The problem: Go through the records and show each line where the word "fill" occurs.
··· Given information ···
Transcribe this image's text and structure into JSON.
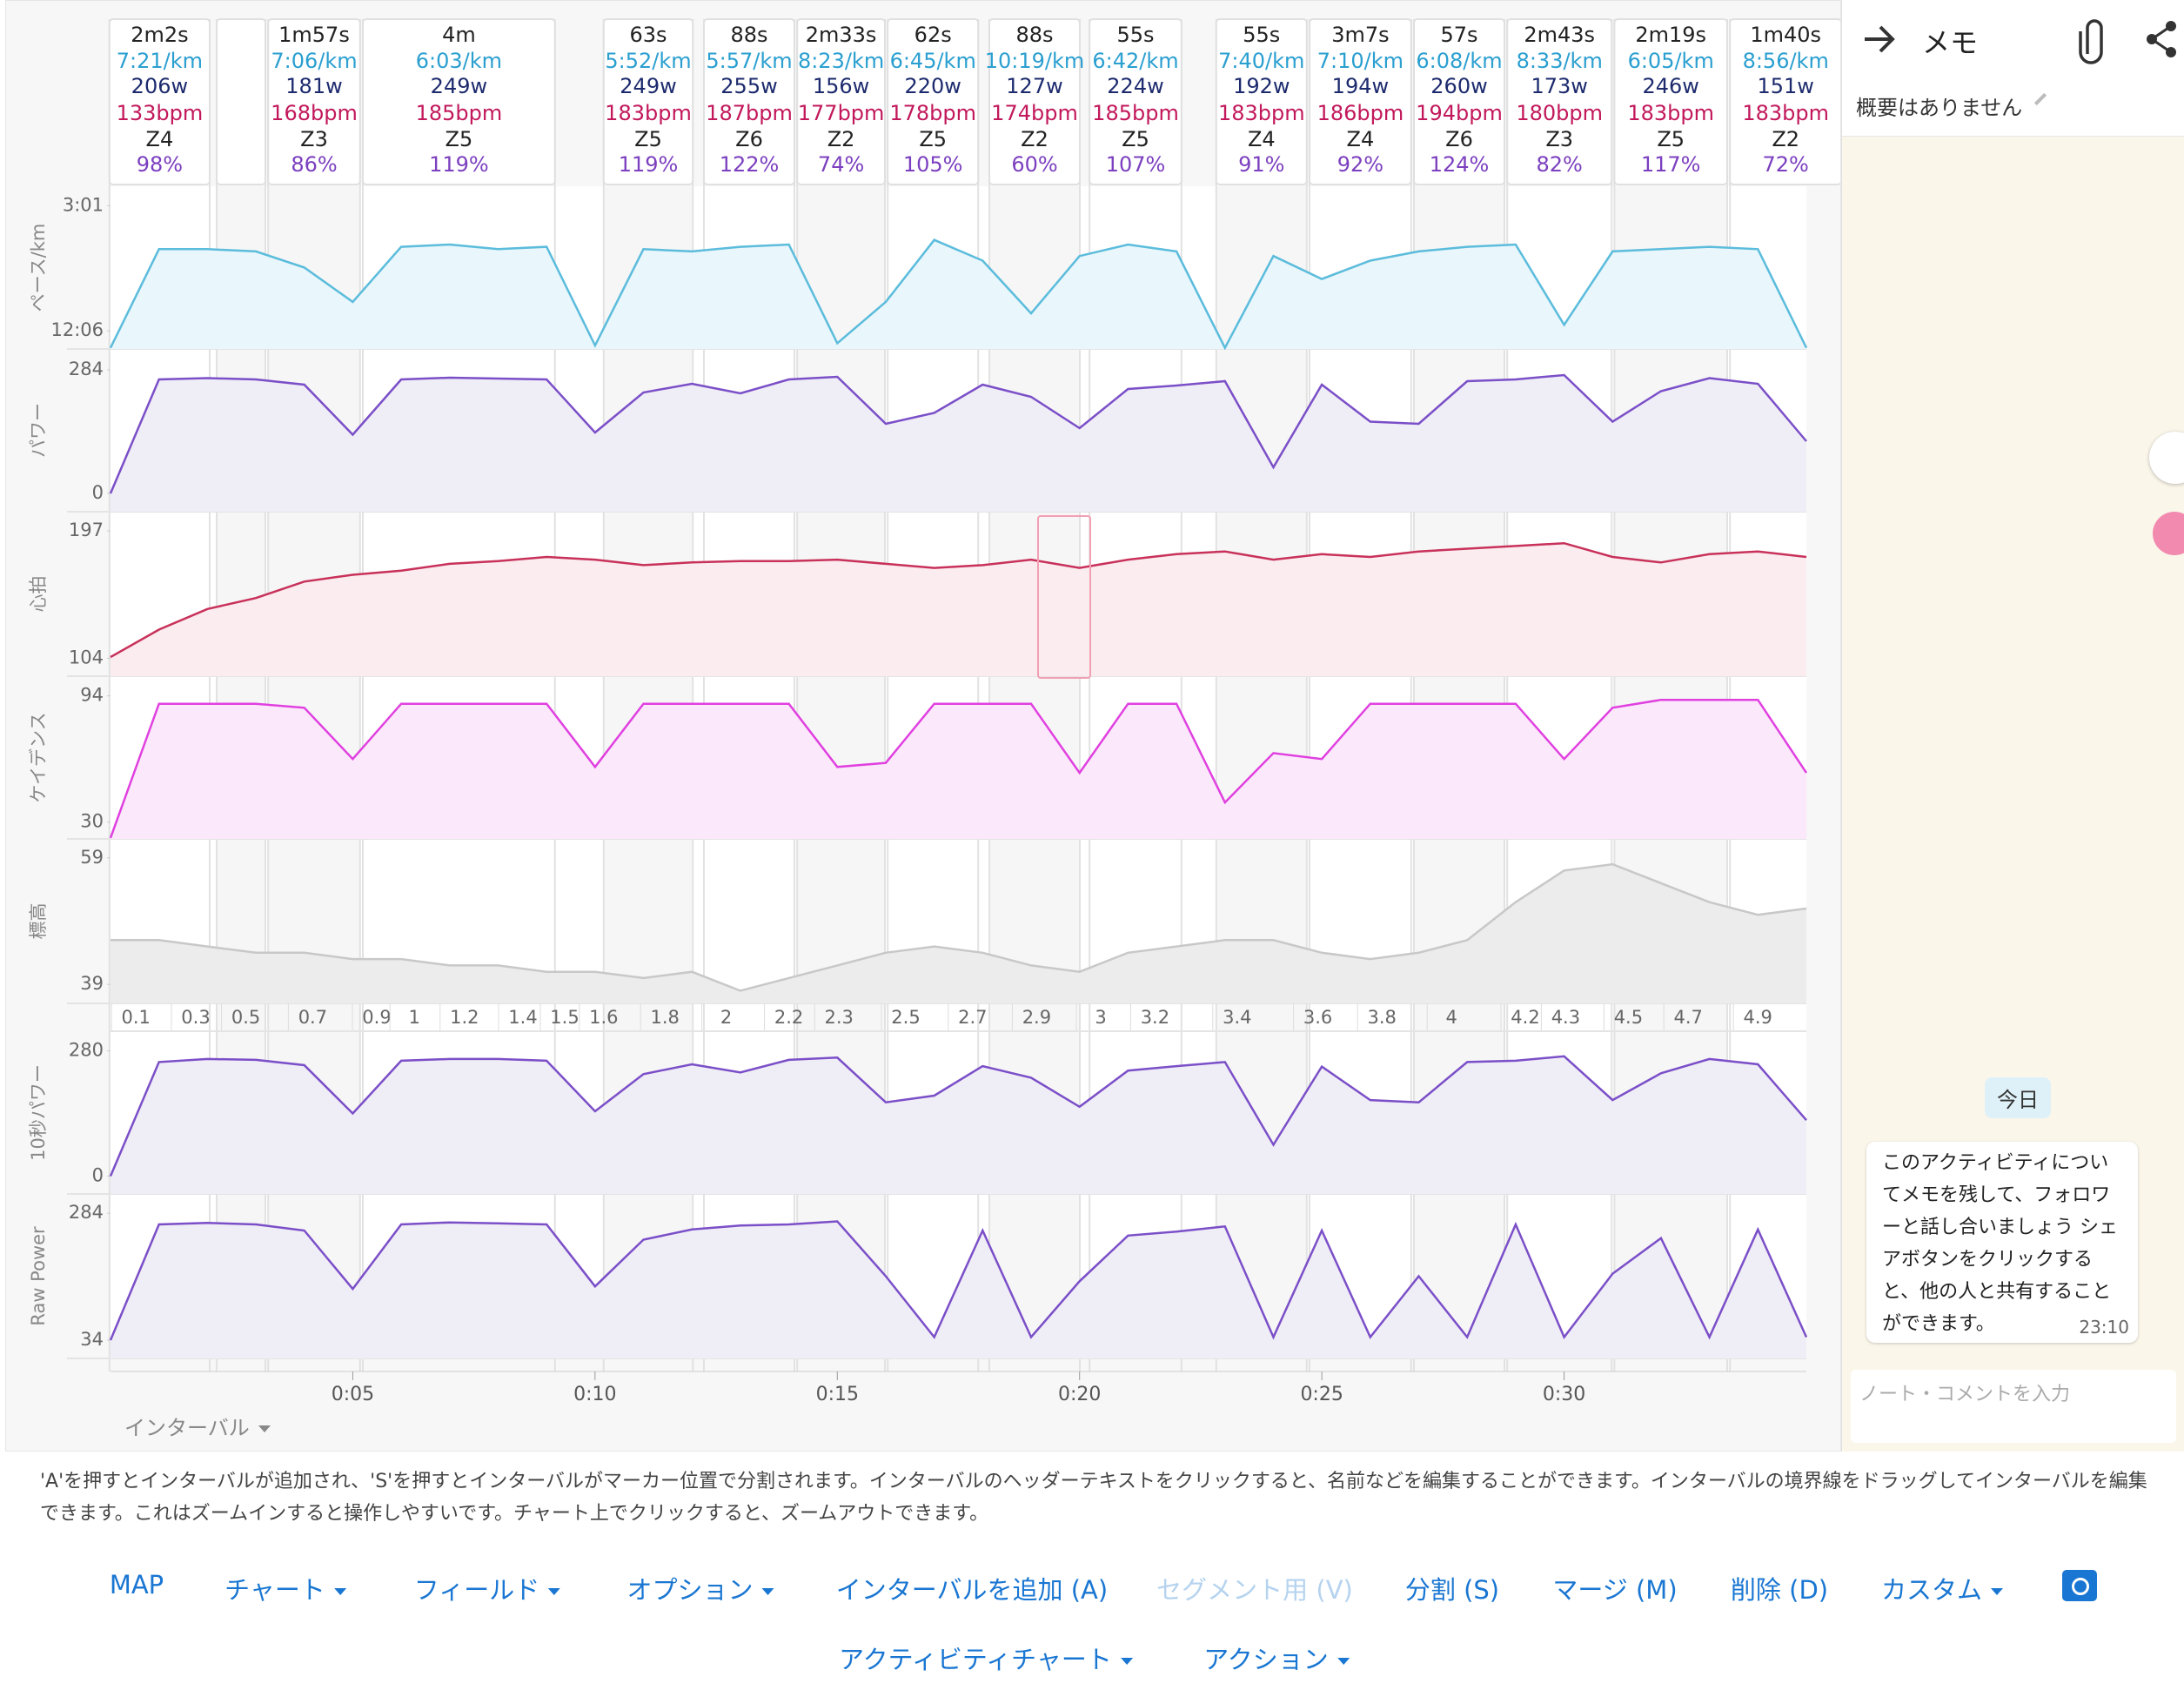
{
  "intervals": [
    {
      "duration": "2m2s",
      "pace": "7:21/km",
      "power": "206w",
      "hr": "133bpm",
      "zone": "Z4",
      "percent": "98%"
    },
    {
      "duration": "1m57s",
      "pace": "7:06/km",
      "power": "181w",
      "hr": "168bpm",
      "zone": "Z3",
      "percent": "86%"
    },
    {
      "duration": "4m",
      "pace": "6:03/km",
      "power": "249w",
      "hr": "185bpm",
      "zone": "Z5",
      "percent": "119%"
    },
    {
      "duration": "63s",
      "pace": "5:52/km",
      "power": "249w",
      "hr": "183bpm",
      "zone": "Z5",
      "percent": "119%"
    },
    {
      "duration": "88s",
      "pace": "5:57/km",
      "power": "255w",
      "hr": "187bpm",
      "zone": "Z6",
      "percent": "122%"
    },
    {
      "duration": "2m33s",
      "pace": "8:23/km",
      "power": "156w",
      "hr": "177bpm",
      "zone": "Z2",
      "percent": "74%"
    },
    {
      "duration": "62s",
      "pace": "6:45/km",
      "power": "220w",
      "hr": "178bpm",
      "zone": "Z5",
      "percent": "105%"
    },
    {
      "duration": "88s",
      "pace": "10:19/km",
      "power": "127w",
      "hr": "174bpm",
      "zone": "Z2",
      "percent": "60%"
    },
    {
      "duration": "55s",
      "pace": "6:42/km",
      "power": "224w",
      "hr": "185bpm",
      "zone": "Z5",
      "percent": "107%"
    },
    {
      "duration": "55s",
      "pace": "7:40/km",
      "power": "192w",
      "hr": "183bpm",
      "zone": "Z4",
      "percent": "91%"
    },
    {
      "duration": "3m7s",
      "pace": "7:10/km",
      "power": "194w",
      "hr": "186bpm",
      "zone": "Z4",
      "percent": "92%"
    },
    {
      "duration": "57s",
      "pace": "6:08/km",
      "power": "260w",
      "hr": "194bpm",
      "zone": "Z6",
      "percent": "124%"
    },
    {
      "duration": "2m43s",
      "pace": "8:33/km",
      "power": "173w",
      "hr": "180bpm",
      "zone": "Z3",
      "percent": "82%"
    },
    {
      "duration": "2m19s",
      "pace": "6:05/km",
      "power": "246w",
      "hr": "183bpm",
      "zone": "Z5",
      "percent": "117%"
    },
    {
      "duration": "1m40s",
      "pace": "8:56/km",
      "power": "151w",
      "hr": "183bpm",
      "zone": "Z2",
      "percent": "72%"
    }
  ],
  "chart_data": [
    {
      "type": "line",
      "ylabel": "ペース/km",
      "ylim": [
        805,
        96
      ],
      "yticks": [
        {
          "value": 181,
          "label": "3:01"
        },
        {
          "value": 726,
          "label": "12:06"
        }
      ],
      "color": "#5bbcdc",
      "fill": "#e9f6fb",
      "x": [
        0,
        1,
        2,
        3,
        4,
        5,
        6,
        7,
        8,
        9,
        10,
        11,
        12,
        13,
        14,
        15,
        16,
        17,
        18,
        19,
        20,
        21,
        22,
        23,
        24,
        25,
        26,
        27,
        28,
        29,
        30,
        31,
        32,
        33,
        34,
        35
      ],
      "values": [
        800,
        370,
        370,
        380,
        450,
        600,
        360,
        350,
        370,
        360,
        790,
        370,
        380,
        360,
        350,
        780,
        600,
        330,
        420,
        650,
        400,
        350,
        380,
        800,
        400,
        500,
        420,
        380,
        360,
        350,
        700,
        380,
        370,
        360,
        370,
        800
      ]
    },
    {
      "type": "line",
      "ylabel": "パワー",
      "ylim": [
        -42,
        332
      ],
      "yticks": [
        284,
        0
      ],
      "color": "#7b4fc8",
      "fill": "#efedf6",
      "x": [
        0,
        1,
        2,
        3,
        4,
        5,
        6,
        7,
        8,
        9,
        10,
        11,
        12,
        13,
        14,
        15,
        16,
        17,
        18,
        19,
        20,
        21,
        22,
        23,
        24,
        25,
        26,
        27,
        28,
        29,
        30,
        31,
        32,
        33,
        34,
        35
      ],
      "values": [
        0,
        262,
        265,
        262,
        250,
        135,
        262,
        266,
        264,
        262,
        140,
        232,
        252,
        230,
        262,
        268,
        160,
        185,
        250,
        222,
        150,
        240,
        248,
        258,
        60,
        250,
        165,
        160,
        258,
        262,
        272,
        165,
        235,
        265,
        252,
        120
      ]
    },
    {
      "type": "line",
      "ylabel": "心拍",
      "ylim": [
        91,
        211
      ],
      "yticks": [
        197,
        104
      ],
      "color": "#c8315a",
      "fill": "#fbecef",
      "x": [
        0,
        1,
        2,
        3,
        4,
        5,
        6,
        7,
        8,
        9,
        10,
        11,
        12,
        13,
        14,
        15,
        16,
        17,
        18,
        19,
        20,
        21,
        22,
        23,
        24,
        25,
        26,
        27,
        28,
        29,
        30,
        31,
        32,
        33,
        34,
        35
      ],
      "values": [
        105,
        125,
        140,
        148,
        160,
        165,
        168,
        173,
        175,
        178,
        176,
        172,
        174,
        175,
        175,
        176,
        173,
        170,
        172,
        176,
        170,
        176,
        180,
        182,
        176,
        180,
        178,
        182,
        184,
        186,
        188,
        178,
        174,
        180,
        182,
        178
      ]
    },
    {
      "type": "line",
      "ylabel": "ケイデンス",
      "ylim": [
        21.5,
        104
      ],
      "yticks": [
        94,
        30
      ],
      "color": "#e040e0",
      "fill": "#fbe9fb",
      "x": [
        0,
        1,
        2,
        3,
        4,
        5,
        6,
        7,
        8,
        9,
        10,
        11,
        12,
        13,
        14,
        15,
        16,
        17,
        18,
        19,
        20,
        21,
        22,
        23,
        24,
        25,
        26,
        27,
        28,
        29,
        30,
        31,
        32,
        33,
        34,
        35
      ],
      "values": [
        22,
        90,
        90,
        90,
        88,
        62,
        90,
        90,
        90,
        90,
        58,
        90,
        90,
        90,
        90,
        58,
        60,
        90,
        90,
        90,
        55,
        90,
        90,
        40,
        65,
        62,
        90,
        90,
        90,
        90,
        62,
        88,
        92,
        92,
        92,
        55
      ]
    },
    {
      "type": "line",
      "ylabel": "標高",
      "ylim": [
        36,
        62
      ],
      "yticks": [
        59,
        39
      ],
      "color": "#c8c8c8",
      "fill": "#ececec",
      "x": [
        0,
        1,
        2,
        3,
        4,
        5,
        6,
        7,
        8,
        9,
        10,
        11,
        12,
        13,
        14,
        15,
        16,
        17,
        18,
        19,
        20,
        21,
        22,
        23,
        24,
        25,
        26,
        27,
        28,
        29,
        30,
        31,
        32,
        33,
        34,
        35
      ],
      "values": [
        46,
        46,
        45,
        44,
        44,
        43,
        43,
        42,
        42,
        41,
        41,
        40,
        41,
        38,
        40,
        42,
        44,
        45,
        44,
        42,
        41,
        44,
        45,
        46,
        46,
        44,
        43,
        44,
        46,
        52,
        57,
        58,
        55,
        52,
        50,
        51
      ]
    },
    {
      "type": "line",
      "ylabel": "10秒パワー",
      "ylim": [
        -40,
        324
      ],
      "yticks": [
        280,
        0
      ],
      "color": "#7b4fc8",
      "fill": "#efedf6",
      "x": [
        0,
        1,
        2,
        3,
        4,
        5,
        6,
        7,
        8,
        9,
        10,
        11,
        12,
        13,
        14,
        15,
        16,
        17,
        18,
        19,
        20,
        21,
        22,
        23,
        24,
        25,
        26,
        27,
        28,
        29,
        30,
        31,
        32,
        33,
        34,
        35
      ],
      "values": [
        0,
        255,
        262,
        260,
        248,
        140,
        258,
        262,
        262,
        258,
        145,
        228,
        250,
        232,
        260,
        265,
        165,
        180,
        246,
        220,
        155,
        236,
        246,
        255,
        70,
        245,
        170,
        165,
        255,
        258,
        268,
        170,
        230,
        262,
        250,
        125
      ]
    },
    {
      "type": "line",
      "ylabel": "Raw Power",
      "ylim": [
        -2,
        322
      ],
      "yticks": [
        284,
        34
      ],
      "color": "#7b4fc8",
      "fill": "#efedf6",
      "x": [
        0,
        1,
        2,
        3,
        4,
        5,
        6,
        7,
        8,
        9,
        10,
        11,
        12,
        13,
        14,
        15,
        16,
        17,
        18,
        19,
        20,
        21,
        22,
        23,
        24,
        25,
        26,
        27,
        28,
        29,
        30,
        31,
        32,
        33,
        34,
        35
      ],
      "values": [
        34,
        262,
        265,
        262,
        250,
        135,
        262,
        266,
        264,
        262,
        140,
        232,
        252,
        260,
        262,
        268,
        160,
        40,
        250,
        40,
        150,
        240,
        248,
        258,
        40,
        250,
        40,
        160,
        40,
        262,
        40,
        165,
        235,
        40,
        252,
        40
      ]
    }
  ],
  "time_axis": {
    "xlim": [
      0,
      35
    ],
    "xticks": [
      {
        "value": 5,
        "label": "0:05"
      },
      {
        "value": 10,
        "label": "0:10"
      },
      {
        "value": 15,
        "label": "0:15"
      },
      {
        "value": 20,
        "label": "0:20"
      },
      {
        "value": 25,
        "label": "0:25"
      },
      {
        "value": 30,
        "label": "0:30"
      }
    ]
  },
  "distance_labels": [
    0.1,
    0.3,
    0.5,
    0.7,
    0.9,
    1,
    1.2,
    1.4,
    1.5,
    1.6,
    1.8,
    2,
    2.2,
    2.3,
    2.5,
    2.7,
    2.9,
    3,
    3.2,
    3.4,
    3.6,
    3.8,
    4,
    4.2,
    4.3,
    4.5,
    4.7,
    4.9
  ],
  "interval_menu": "インターバル",
  "memo": {
    "title": "メモ",
    "summary": "概要はありません",
    "date_chip": "今日",
    "message": "このアクティビティについてメモを残して、フォロワーと話し合いましょう シェアボタンをクリックすると、他の人と共有することができます。",
    "message_time": "23:10",
    "input_placeholder": "ノート・コメントを入力"
  },
  "help_text": "'A'を押すとインターバルが追加され、'S'を押すとインターバルがマーカー位置で分割されます。インターバルのヘッダーテキストをクリックすると、名前などを編集することができます。インターバルの境界線をドラッグしてインターバルを編集できます。これはズームインすると操作しやすいです。チャート上でクリックすると、ズームアウトできます。",
  "buttons": [
    "MAP",
    "チャート",
    "フィールド",
    "オプション",
    "インターバルを追加 (A)",
    "セグメント用 (V)",
    "分割 (S)",
    "マージ (M)",
    "削除 (D)",
    "カスタム"
  ],
  "buttons_row2": [
    "アクティビティチャート",
    "アクション"
  ]
}
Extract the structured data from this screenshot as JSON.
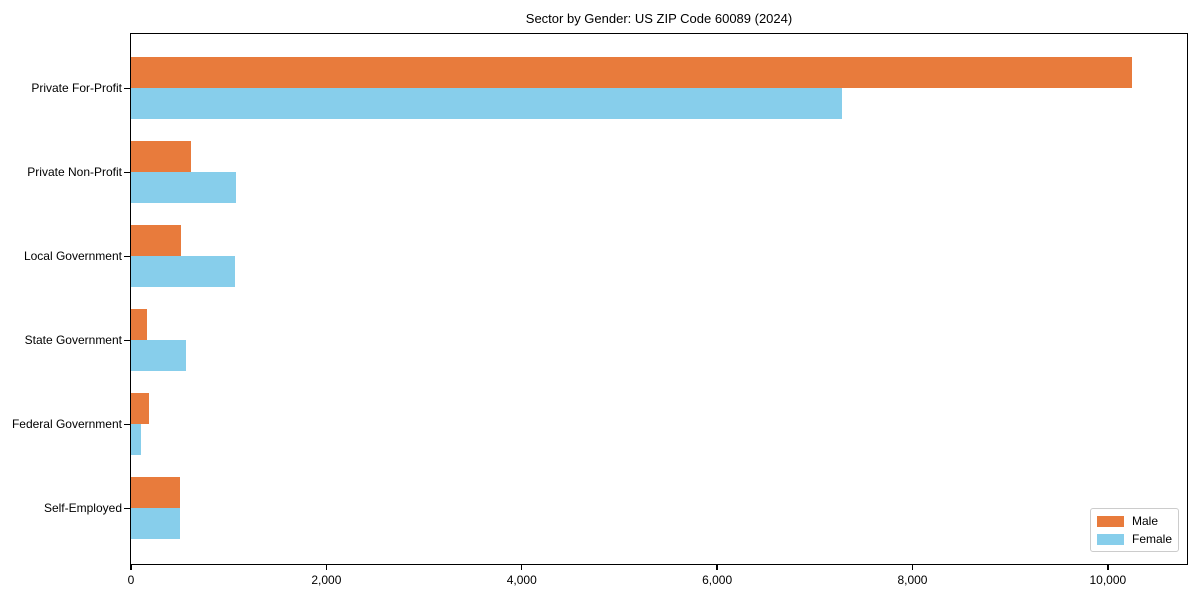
···
Response:
      "fill": "#e9f6fb",
      "fill": "#efedf6",
      "fill": "#fbecef",
      "fill": "#fbe9fb",
      "fill": "#ececec",
      "fill": "#efedf6",
      "fill": "#efedf6",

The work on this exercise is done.